[Spatial annotation entries]
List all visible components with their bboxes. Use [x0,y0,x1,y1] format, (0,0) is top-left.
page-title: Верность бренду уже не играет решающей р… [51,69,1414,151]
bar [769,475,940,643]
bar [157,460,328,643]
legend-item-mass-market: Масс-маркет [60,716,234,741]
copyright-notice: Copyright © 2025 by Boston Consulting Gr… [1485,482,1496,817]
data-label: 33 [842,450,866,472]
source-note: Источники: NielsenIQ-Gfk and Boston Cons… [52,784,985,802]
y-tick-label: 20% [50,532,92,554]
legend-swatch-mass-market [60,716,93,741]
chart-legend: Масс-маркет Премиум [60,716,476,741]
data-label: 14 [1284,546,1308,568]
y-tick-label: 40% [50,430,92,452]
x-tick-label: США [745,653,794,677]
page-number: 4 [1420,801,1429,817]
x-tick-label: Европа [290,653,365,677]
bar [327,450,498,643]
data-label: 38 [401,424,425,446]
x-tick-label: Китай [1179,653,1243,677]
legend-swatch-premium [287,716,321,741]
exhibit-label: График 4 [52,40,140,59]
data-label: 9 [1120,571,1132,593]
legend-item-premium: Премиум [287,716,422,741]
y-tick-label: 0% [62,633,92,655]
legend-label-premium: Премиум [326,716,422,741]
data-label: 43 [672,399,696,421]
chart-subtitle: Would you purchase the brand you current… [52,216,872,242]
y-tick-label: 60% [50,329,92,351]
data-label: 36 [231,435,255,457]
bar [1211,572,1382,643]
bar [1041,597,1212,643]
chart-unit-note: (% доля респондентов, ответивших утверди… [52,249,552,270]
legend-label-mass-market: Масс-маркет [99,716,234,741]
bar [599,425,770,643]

**Your objective:** Write out every line of the records above word for word, keeping the original order.

**Response:**
List all visible components with their bboxes. Use [x0,y0,x1,y1] format, (0,0) is top-left.
page-title: Верность бренду уже не играет решающей р… [51,69,1414,151]
bar [769,475,940,643]
bar [157,460,328,643]
legend-item-mass-market: Масс-маркет [60,716,234,741]
copyright-notice: Copyright © 2025 by Boston Consulting Gr… [1485,482,1496,817]
data-label: 33 [842,450,866,472]
source-note: Источники: NielsenIQ-Gfk and Boston Cons… [52,784,985,802]
y-tick-label: 20% [50,532,92,554]
legend-swatch-mass-market [60,716,93,741]
chart-legend: Масс-маркет Премиум [60,716,476,741]
data-label: 14 [1284,546,1308,568]
y-tick-label: 40% [50,430,92,452]
x-tick-label: США [745,653,794,677]
page-number: 4 [1420,801,1429,817]
x-tick-label: Европа [290,653,365,677]
bar [327,450,498,643]
data-label: 38 [401,424,425,446]
x-tick-label: Китай [1179,653,1243,677]
legend-swatch-premium [287,716,321,741]
exhibit-label: График 4 [52,40,140,59]
data-label: 9 [1120,571,1132,593]
legend-item-premium: Премиум [287,716,422,741]
y-tick-label: 0% [62,633,92,655]
legend-label-premium: Премиум [326,716,422,741]
data-label: 43 [672,399,696,421]
chart-subtitle: Would you purchase the brand you current… [52,216,872,242]
y-tick-label: 60% [50,329,92,351]
data-label: 36 [231,435,255,457]
bar [1211,572,1382,643]
bar [1041,597,1212,643]
chart-unit-note: (% доля респондентов, ответивших утверди… [52,249,552,270]
legend-label-mass-market: Масс-маркет [99,716,234,741]
bar [599,425,770,643]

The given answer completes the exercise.